(Dataset listings of figures)
....................

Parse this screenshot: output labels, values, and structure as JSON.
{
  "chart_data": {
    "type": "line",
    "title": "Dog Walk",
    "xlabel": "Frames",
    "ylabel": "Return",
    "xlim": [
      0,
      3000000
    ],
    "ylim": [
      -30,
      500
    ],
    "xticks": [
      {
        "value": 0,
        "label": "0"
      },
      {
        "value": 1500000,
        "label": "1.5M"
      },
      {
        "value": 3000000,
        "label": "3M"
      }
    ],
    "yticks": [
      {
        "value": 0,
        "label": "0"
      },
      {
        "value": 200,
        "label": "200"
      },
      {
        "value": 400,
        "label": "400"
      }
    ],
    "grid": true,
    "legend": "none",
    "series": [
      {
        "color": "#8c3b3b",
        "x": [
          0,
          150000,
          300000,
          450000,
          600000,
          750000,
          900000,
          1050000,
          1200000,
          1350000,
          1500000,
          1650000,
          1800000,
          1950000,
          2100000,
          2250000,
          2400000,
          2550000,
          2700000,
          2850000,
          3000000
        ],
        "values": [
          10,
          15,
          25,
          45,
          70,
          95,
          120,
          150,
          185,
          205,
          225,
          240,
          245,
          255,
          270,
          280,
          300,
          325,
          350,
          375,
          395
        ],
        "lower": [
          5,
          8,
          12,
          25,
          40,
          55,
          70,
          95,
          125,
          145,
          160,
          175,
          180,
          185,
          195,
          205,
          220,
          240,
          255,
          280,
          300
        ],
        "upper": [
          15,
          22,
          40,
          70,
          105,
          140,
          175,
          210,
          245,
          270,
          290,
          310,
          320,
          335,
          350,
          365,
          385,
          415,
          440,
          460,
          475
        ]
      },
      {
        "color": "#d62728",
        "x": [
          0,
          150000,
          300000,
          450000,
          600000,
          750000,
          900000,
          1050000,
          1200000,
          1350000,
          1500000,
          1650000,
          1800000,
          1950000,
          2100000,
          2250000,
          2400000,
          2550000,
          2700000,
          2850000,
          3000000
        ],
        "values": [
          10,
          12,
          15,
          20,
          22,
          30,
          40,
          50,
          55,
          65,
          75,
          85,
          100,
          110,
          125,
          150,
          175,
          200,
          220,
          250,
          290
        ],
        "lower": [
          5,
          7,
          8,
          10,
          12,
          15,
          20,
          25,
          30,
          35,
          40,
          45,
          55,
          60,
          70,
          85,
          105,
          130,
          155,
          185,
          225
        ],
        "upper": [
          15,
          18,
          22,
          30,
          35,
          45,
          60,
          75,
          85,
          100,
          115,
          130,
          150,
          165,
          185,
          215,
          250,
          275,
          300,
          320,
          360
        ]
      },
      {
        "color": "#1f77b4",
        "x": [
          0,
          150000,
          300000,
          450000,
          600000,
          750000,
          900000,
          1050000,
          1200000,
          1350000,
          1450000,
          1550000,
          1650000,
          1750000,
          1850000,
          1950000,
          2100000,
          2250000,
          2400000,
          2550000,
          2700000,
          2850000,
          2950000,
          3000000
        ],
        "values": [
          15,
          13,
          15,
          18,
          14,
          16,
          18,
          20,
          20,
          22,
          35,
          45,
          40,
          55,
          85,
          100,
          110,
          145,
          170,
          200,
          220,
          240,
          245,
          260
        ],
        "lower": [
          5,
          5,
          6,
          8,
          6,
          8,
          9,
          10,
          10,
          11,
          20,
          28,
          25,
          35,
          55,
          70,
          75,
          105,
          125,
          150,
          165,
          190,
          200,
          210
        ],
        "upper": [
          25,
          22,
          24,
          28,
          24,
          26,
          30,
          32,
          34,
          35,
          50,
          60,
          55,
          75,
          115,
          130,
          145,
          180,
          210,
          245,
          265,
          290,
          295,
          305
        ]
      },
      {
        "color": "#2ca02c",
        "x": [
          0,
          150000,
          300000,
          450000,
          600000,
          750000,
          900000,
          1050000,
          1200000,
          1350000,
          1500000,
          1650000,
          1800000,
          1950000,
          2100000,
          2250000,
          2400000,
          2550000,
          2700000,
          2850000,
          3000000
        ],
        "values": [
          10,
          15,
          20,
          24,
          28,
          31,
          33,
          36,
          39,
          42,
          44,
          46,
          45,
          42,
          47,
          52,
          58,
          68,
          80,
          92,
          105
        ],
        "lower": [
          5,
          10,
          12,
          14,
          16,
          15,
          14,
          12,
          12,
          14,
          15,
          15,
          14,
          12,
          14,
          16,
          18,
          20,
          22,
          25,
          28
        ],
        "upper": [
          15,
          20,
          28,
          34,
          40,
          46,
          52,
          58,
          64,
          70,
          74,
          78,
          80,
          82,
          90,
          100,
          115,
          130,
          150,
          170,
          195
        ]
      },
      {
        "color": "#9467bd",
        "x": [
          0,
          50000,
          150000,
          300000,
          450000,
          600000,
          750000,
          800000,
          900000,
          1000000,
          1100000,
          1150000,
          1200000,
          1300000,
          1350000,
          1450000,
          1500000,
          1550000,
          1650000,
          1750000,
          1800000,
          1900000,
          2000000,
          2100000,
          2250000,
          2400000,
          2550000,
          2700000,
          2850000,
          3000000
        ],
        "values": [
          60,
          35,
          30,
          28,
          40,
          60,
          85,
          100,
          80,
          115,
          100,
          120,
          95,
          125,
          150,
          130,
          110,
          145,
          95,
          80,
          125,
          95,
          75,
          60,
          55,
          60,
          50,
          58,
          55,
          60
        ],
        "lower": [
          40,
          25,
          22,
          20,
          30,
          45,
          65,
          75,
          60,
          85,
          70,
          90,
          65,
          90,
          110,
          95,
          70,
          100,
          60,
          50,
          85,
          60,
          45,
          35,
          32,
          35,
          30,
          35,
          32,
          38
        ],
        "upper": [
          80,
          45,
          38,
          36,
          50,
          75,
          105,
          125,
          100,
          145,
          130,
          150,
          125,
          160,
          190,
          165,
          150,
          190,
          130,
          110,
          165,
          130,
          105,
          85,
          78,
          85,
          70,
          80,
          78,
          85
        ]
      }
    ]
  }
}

....................

● **Job**
Quote the material exactly, leaving nothing out.

● **Solution below**
Parse this screenshot: output labels, values, and structure as JSON.
{
  "chart_data": {
    "type": "line",
    "title": "Dog Walk",
    "xlabel": "Frames",
    "ylabel": "Return",
    "xlim": [
      0,
      3000000
    ],
    "ylim": [
      -30,
      500
    ],
    "xticks": [
      {
        "value": 0,
        "label": "0"
      },
      {
        "value": 1500000,
        "label": "1.5M"
      },
      {
        "value": 3000000,
        "label": "3M"
      }
    ],
    "yticks": [
      {
        "value": 0,
        "label": "0"
      },
      {
        "value": 200,
        "label": "200"
      },
      {
        "value": 400,
        "label": "400"
      }
    ],
    "grid": true,
    "legend": "none",
    "series": [
      {
        "color": "#8c3b3b",
        "x": [
          0,
          150000,
          300000,
          450000,
          600000,
          750000,
          900000,
          1050000,
          1200000,
          1350000,
          1500000,
          1650000,
          1800000,
          1950000,
          2100000,
          2250000,
          2400000,
          2550000,
          2700000,
          2850000,
          3000000
        ],
        "values": [
          10,
          15,
          25,
          45,
          70,
          95,
          120,
          150,
          185,
          205,
          225,
          240,
          245,
          255,
          270,
          280,
          300,
          325,
          350,
          375,
          395
        ],
        "lower": [
          5,
          8,
          12,
          25,
          40,
          55,
          70,
          95,
          125,
          145,
          160,
          175,
          180,
          185,
          195,
          205,
          220,
          240,
          255,
          280,
          300
        ],
        "upper": [
          15,
          22,
          40,
          70,
          105,
          140,
          175,
          210,
          245,
          270,
          290,
          310,
          320,
          335,
          350,
          365,
          385,
          415,
          440,
          460,
          475
        ]
      },
      {
        "color": "#d62728",
        "x": [
          0,
          150000,
          300000,
          450000,
          600000,
          750000,
          900000,
          1050000,
          1200000,
          1350000,
          1500000,
          1650000,
          1800000,
          1950000,
          2100000,
          2250000,
          2400000,
          2550000,
          2700000,
          2850000,
          3000000
        ],
        "values": [
          10,
          12,
          15,
          20,
          22,
          30,
          40,
          50,
          55,
          65,
          75,
          85,
          100,
          110,
          125,
          150,
          175,
          200,
          220,
          250,
          290
        ],
        "lower": [
          5,
          7,
          8,
          10,
          12,
          15,
          20,
          25,
          30,
          35,
          40,
          45,
          55,
          60,
          70,
          85,
          105,
          130,
          155,
          185,
          225
        ],
        "upper": [
          15,
          18,
          22,
          30,
          35,
          45,
          60,
          75,
          85,
          100,
          115,
          130,
          150,
          165,
          185,
          215,
          250,
          275,
          300,
          320,
          360
        ]
      },
      {
        "color": "#1f77b4",
        "x": [
          0,
          150000,
          300000,
          450000,
          600000,
          750000,
          900000,
          1050000,
          1200000,
          1350000,
          1450000,
          1550000,
          1650000,
          1750000,
          1850000,
          1950000,
          2100000,
          2250000,
          2400000,
          2550000,
          2700000,
          2850000,
          2950000,
          3000000
        ],
        "values": [
          15,
          13,
          15,
          18,
          14,
          16,
          18,
          20,
          20,
          22,
          35,
          45,
          40,
          55,
          85,
          100,
          110,
          145,
          170,
          200,
          220,
          240,
          245,
          260
        ],
        "lower": [
          5,
          5,
          6,
          8,
          6,
          8,
          9,
          10,
          10,
          11,
          20,
          28,
          25,
          35,
          55,
          70,
          75,
          105,
          125,
          150,
          165,
          190,
          200,
          210
        ],
        "upper": [
          25,
          22,
          24,
          28,
          24,
          26,
          30,
          32,
          34,
          35,
          50,
          60,
          55,
          75,
          115,
          130,
          145,
          180,
          210,
          245,
          265,
          290,
          295,
          305
        ]
      },
      {
        "color": "#2ca02c",
        "x": [
          0,
          150000,
          300000,
          450000,
          600000,
          750000,
          900000,
          1050000,
          1200000,
          1350000,
          1500000,
          1650000,
          1800000,
          1950000,
          2100000,
          2250000,
          2400000,
          2550000,
          2700000,
          2850000,
          3000000
        ],
        "values": [
          10,
          15,
          20,
          24,
          28,
          31,
          33,
          36,
          39,
          42,
          44,
          46,
          45,
          42,
          47,
          52,
          58,
          68,
          80,
          92,
          105
        ],
        "lower": [
          5,
          10,
          12,
          14,
          16,
          15,
          14,
          12,
          12,
          14,
          15,
          15,
          14,
          12,
          14,
          16,
          18,
          20,
          22,
          25,
          28
        ],
        "upper": [
          15,
          20,
          28,
          34,
          40,
          46,
          52,
          58,
          64,
          70,
          74,
          78,
          80,
          82,
          90,
          100,
          115,
          130,
          150,
          170,
          195
        ]
      },
      {
        "color": "#9467bd",
        "x": [
          0,
          50000,
          150000,
          300000,
          450000,
          600000,
          750000,
          800000,
          900000,
          1000000,
          1100000,
          1150000,
          1200000,
          1300000,
          1350000,
          1450000,
          1500000,
          1550000,
          1650000,
          1750000,
          1800000,
          1900000,
          2000000,
          2100000,
          2250000,
          2400000,
          2550000,
          2700000,
          2850000,
          3000000
        ],
        "values": [
          60,
          35,
          30,
          28,
          40,
          60,
          85,
          100,
          80,
          115,
          100,
          120,
          95,
          125,
          150,
          130,
          110,
          145,
          95,
          80,
          125,
          95,
          75,
          60,
          55,
          60,
          50,
          58,
          55,
          60
        ],
        "lower": [
          40,
          25,
          22,
          20,
          30,
          45,
          65,
          75,
          60,
          85,
          70,
          90,
          65,
          90,
          110,
          95,
          70,
          100,
          60,
          50,
          85,
          60,
          45,
          35,
          32,
          35,
          30,
          35,
          32,
          38
        ],
        "upper": [
          80,
          45,
          38,
          36,
          50,
          75,
          105,
          125,
          100,
          145,
          130,
          150,
          125,
          160,
          190,
          165,
          150,
          190,
          130,
          110,
          165,
          130,
          105,
          85,
          78,
          85,
          70,
          80,
          78,
          85
        ]
      }
    ]
  }
}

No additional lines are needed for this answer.